- REQUIRED TASK
Only the pictures stay out; every record is to be quoted exactly.

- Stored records
Begin

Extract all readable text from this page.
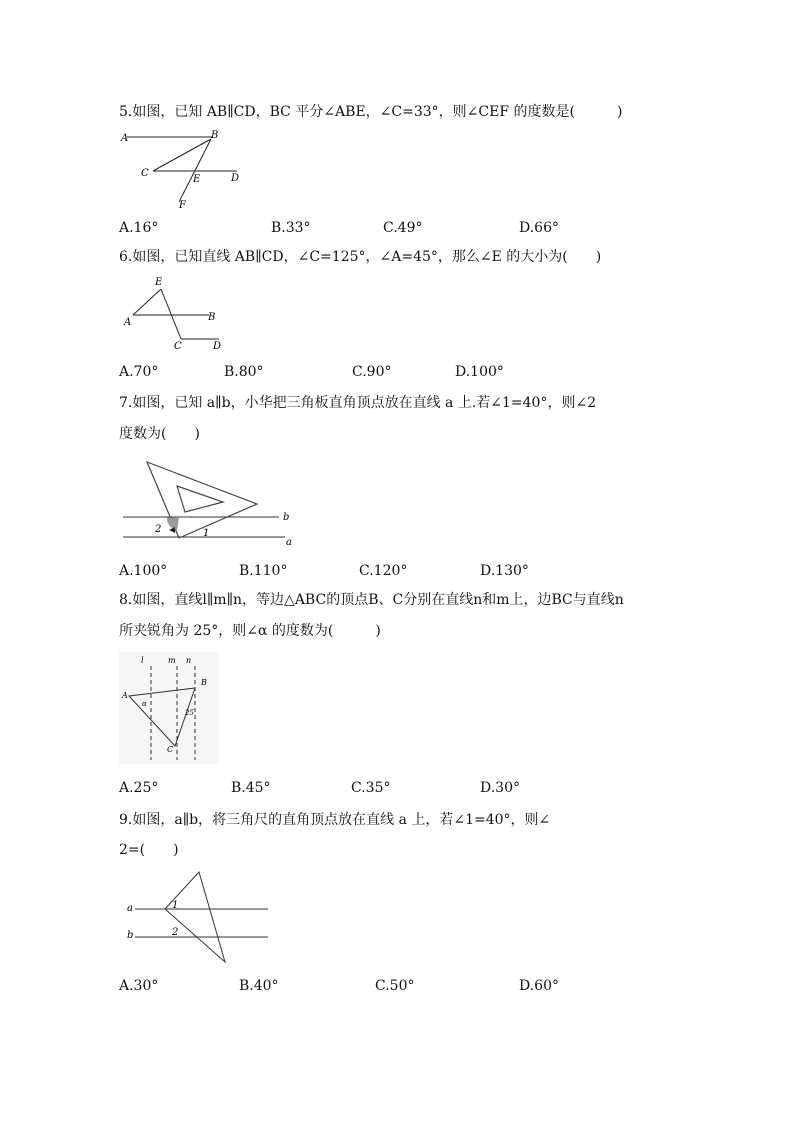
5.如图，已知 AB∥CD，BC 平分∠ABE，∠C=33°，则∠CEF 的度数是(　　　)
A	B
C
E	D
F
A.16°	B.33°	C.49°	D.66°
6.如图，已知直线 AB∥CD，∠C=125°，∠A=45°，那么∠E 的大小为(　　)
E
A	B
C	D
A.70°	B.80°	C.90°	D.100°
7.如图，已知 a∥b，小华把三角板直角顶点放在直线 a 上.若∠1=40°，则∠2
度数为(　　)
b
a
2	1
A.100°	B.110°	C.120°	D.130°
8.如图，直线l∥m∥n，等边△ABC的顶点B、C分别在直线n和m上，边BC与直线n
所夹锐角为 25°，则∠α 的度数为(　　　)
l	m n
A
B
C
α
25
A.25°	B.45°	C.35°	D.30°
9.如图，a∥b，将三角尺的直角顶点放在直线 a 上，若∠1=40°，则∠
2=(　　)
a
b
1
2
A.30°	B.40°	C.50°	D.60°
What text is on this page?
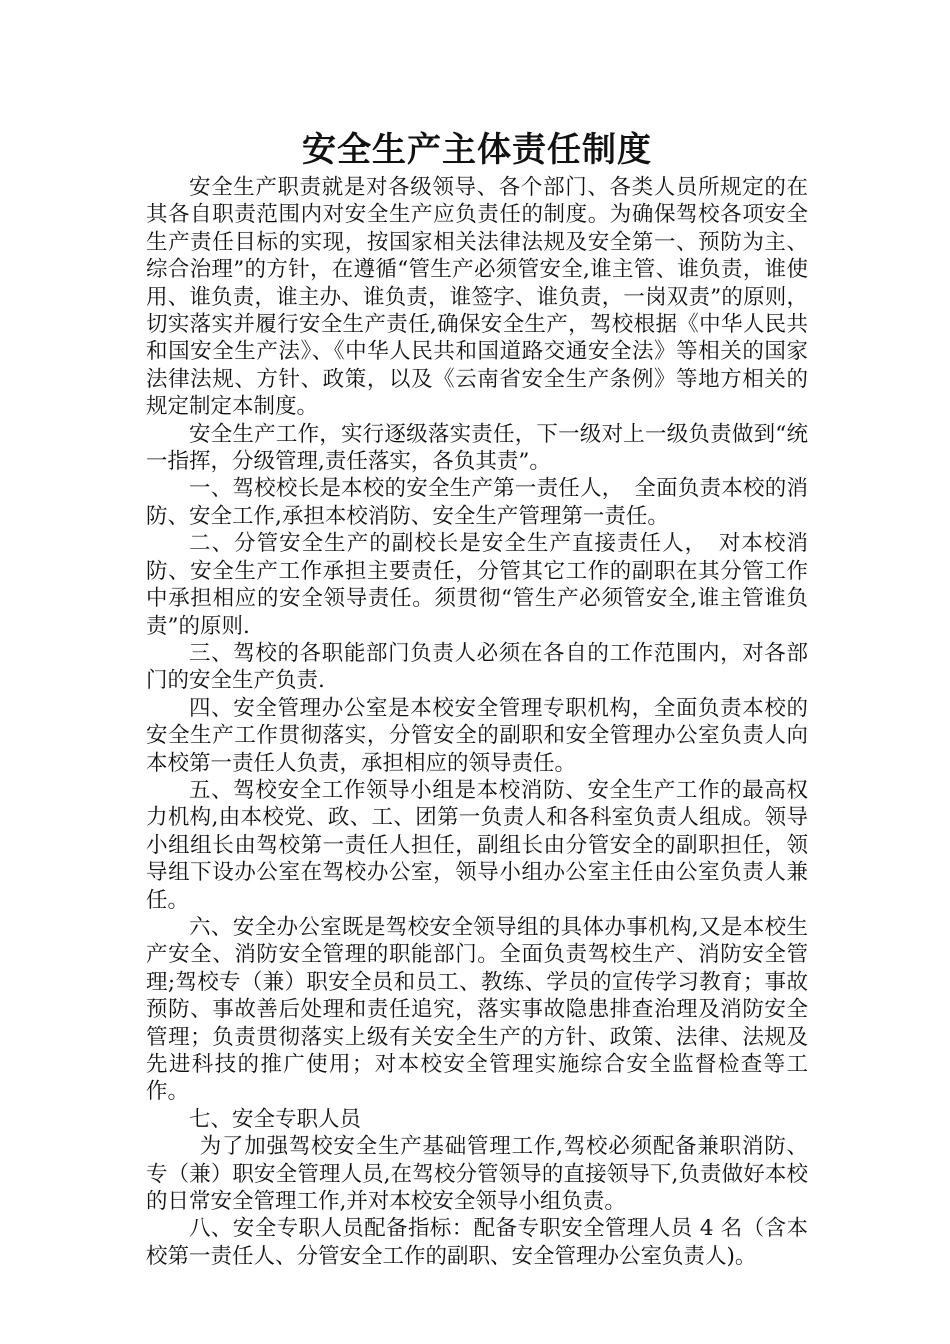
安全生产主体责任制度

安全生产职责就是对各级领导、各个部门、各类人员所规定的在其各自职责范围内对安全生产应负责任的制度。为确保驾校各项安全生产责任目标的实现，按国家相关法律法规及安全第一、预防为主、综合治理”的方针，在遵循“管生产必须管安全,谁主管、谁负责，谁使用、谁负责，谁主办、谁负责，谁签字、谁负责，一岗双责”的原则，切实落实并履行安全生产责任,确保安全生产，驾校根据《中华人民共和国安全生产法》、《中华人民共和国道路交通安全法》等相关的国家法律法规、方针、政策，以及《云南省安全生产条例》等地方相关的规定制定本制度。

安全生产工作，实行逐级落实责任，下一级对上一级负责做到“统一指挥，分级管理,责任落实，各负其责”。

一、驾校校长是本校的安全生产第一责任人，　全面负责本校的消防、安全工作,承担本校消防、安全生产管理第一责任。

二、分管安全生产的副校长是安全生产直接责任人，　对本校消防、安全生产工作承担主要责任，分管其它工作的副职在其分管工作中承担相应的安全领导责任。须贯彻“管生产必须管安全,谁主管谁负责”的原则.

三、驾校的各职能部门负责人必须在各自的工作范围内，对各部门的安全生产负责.

四、安全管理办公室是本校安全管理专职机构，全面负责本校的安全生产工作贯彻落实，分管安全的副职和安全管理办公室负责人向本校第一责任人负责，承担相应的领导责任。

五、驾校安全工作领导小组是本校消防、安全生产工作的最高权力机构,由本校党、政、工、团第一负责人和各科室负责人组成。领导小组组长由驾校第一责任人担任，副组长由分管安全的副职担任，领导组下设办公室在驾校办公室，领导小组办公室主任由公室负责人兼任。

六、安全办公室既是驾校安全领导组的具体办事机构,又是本校生产安全、消防安全管理的职能部门。全面负责驾校生产、消防安全管理;驾校专（兼）职安全员和员工、教练、学员的宣传学习教育；事故预防、事故善后处理和责任追究，落实事故隐患排查治理及消防安全管理；负责贯彻落实上级有关安全生产的方针、政策、法律、法规及先进科技的推广使用；对本校安全管理实施综合安全监督检查等工作。

七、安全专职人员

为了加强驾校安全生产基础管理工作,驾校必须配备兼职消防、专（兼）职安全管理人员,在驾校分管领导的直接领导下,负责做好本校的日常安全管理工作,并对本校安全领导小组负责。

八、安全专职人员配备指标：配备专职安全管理人员 4 名（含本校第一责任人、分管安全工作的副职、安全管理办公室负责人)。
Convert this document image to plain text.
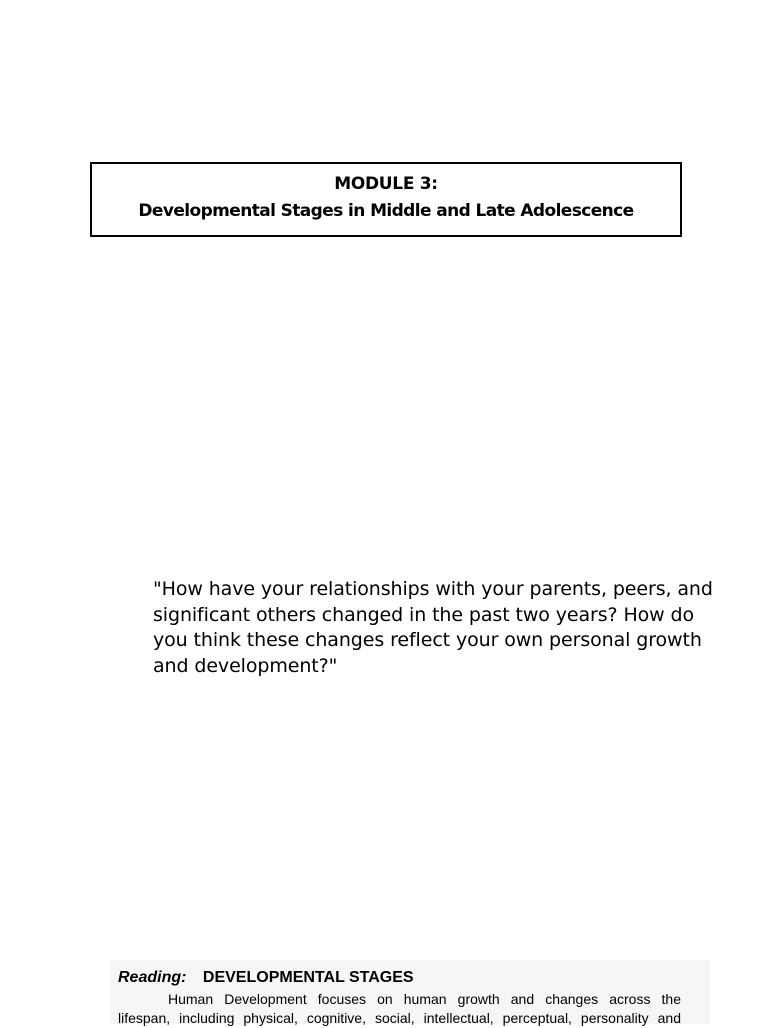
MODULE 3:
Developmental Stages in Middle and Late Adolescence
"How have your relationships with your parents, peers, and significant others changed in the past two years? How do you think these changes reflect your own personal growth and development?"
Reading: DEVELOPMENTAL STAGES
Human Development focuses on human growth and changes across the
lifespan, including physical, cognitive, social, intellectual, perceptual, personality and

End

- EXERCISE RESPONSE
Extract all readable text from this page.
5.如图，已知 AB∥CD，BC 平分∠ABE，∠C=33°，则∠CEF 的度数是(　　　)
A	B
C
E	D
F
A.16°	B.33°	C.49°	D.66°
6.如图，已知直线 AB∥CD，∠C=125°，∠A=45°，那么∠E 的大小为(　　)
E
A	B
C	D
A.70°	B.80°	C.90°	D.100°
7.如图，已知 a∥b，小华把三角板直角顶点放在直线 a 上.若∠1=40°，则∠2
度数为(　　)
b
a
2	1
A.100°	B.110°	C.120°	D.130°
8.如图，直线l∥m∥n，等边△ABC的顶点B、C分别在直线n和m上，边BC与直线n
所夹锐角为 25°，则∠α 的度数为(　　　)
l	m n
A
B
C
α
25
A.25°	B.45°	C.35°	D.30°
9.如图，a∥b，将三角尺的直角顶点放在直线 a 上，若∠1=40°，则∠
2=(　　)
a
b
1
2
A.30°	B.40°	C.50°	D.60°
What text is on this page?
安全生产主体责任制度

安全生产职责就是对各级领导、各个部门、各类人员所规定的在其各自职责范围内对安全生产应负责任的制度。为确保驾校各项安全生产责任目标的实现，按国家相关法律法规及安全第一、预防为主、综合治理”的方针，在遵循“管生产必须管安全,谁主管、谁负责，谁使用、谁负责，谁主办、谁负责，谁签字、谁负责，一岗双责”的原则，切实落实并履行安全生产责任,确保安全生产，驾校根据《中华人民共和国安全生产法》、《中华人民共和国道路交通安全法》等相关的国家法律法规、方针、政策，以及《云南省安全生产条例》等地方相关的规定制定本制度。

安全生产工作，实行逐级落实责任，下一级对上一级负责做到“统一指挥，分级管理,责任落实，各负其责”。

一、驾校校长是本校的安全生产第一责任人，　全面负责本校的消防、安全工作,承担本校消防、安全生产管理第一责任。

二、分管安全生产的副校长是安全生产直接责任人，　对本校消防、安全生产工作承担主要责任，分管其它工作的副职在其分管工作中承担相应的安全领导责任。须贯彻“管生产必须管安全,谁主管谁负责”的原则.

三、驾校的各职能部门负责人必须在各自的工作范围内，对各部门的安全生产负责.

四、安全管理办公室是本校安全管理专职机构，全面负责本校的安全生产工作贯彻落实，分管安全的副职和安全管理办公室负责人向本校第一责任人负责，承担相应的领导责任。

五、驾校安全工作领导小组是本校消防、安全生产工作的最高权力机构,由本校党、政、工、团第一负责人和各科室负责人组成。领导小组组长由驾校第一责任人担任，副组长由分管安全的副职担任，领导组下设办公室在驾校办公室，领导小组办公室主任由公室负责人兼任。

六、安全办公室既是驾校安全领导组的具体办事机构,又是本校生产安全、消防安全管理的职能部门。全面负责驾校生产、消防安全管理;驾校专（兼）职安全员和员工、教练、学员的宣传学习教育；事故预防、事故善后处理和责任追究，落实事故隐患排查治理及消防安全管理；负责贯彻落实上级有关安全生产的方针、政策、法律、法规及先进科技的推广使用；对本校安全管理实施综合安全监督检查等工作。

七、安全专职人员

为了加强驾校安全生产基础管理工作,驾校必须配备兼职消防、专（兼）职安全管理人员,在驾校分管领导的直接领导下,负责做好本校的日常安全管理工作,并对本校安全领导小组负责。

八、安全专职人员配备指标：配备专职安全管理人员 4 名（含本校第一责任人、分管安全工作的副职、安全管理办公室负责人)。
Convert this document image to plain text.
MODULE 3:
Developmental Stages in Middle and Late Adolescence
"How have your relationships with your parents, peers, and significant others changed in the past two years? How do you think these changes reflect your own personal growth and development?"
Reading: DEVELOPMENTAL STAGES
Human Development focuses on human growth and changes across the
lifespan, including physical, cognitive, social, intellectual, perceptual, personality and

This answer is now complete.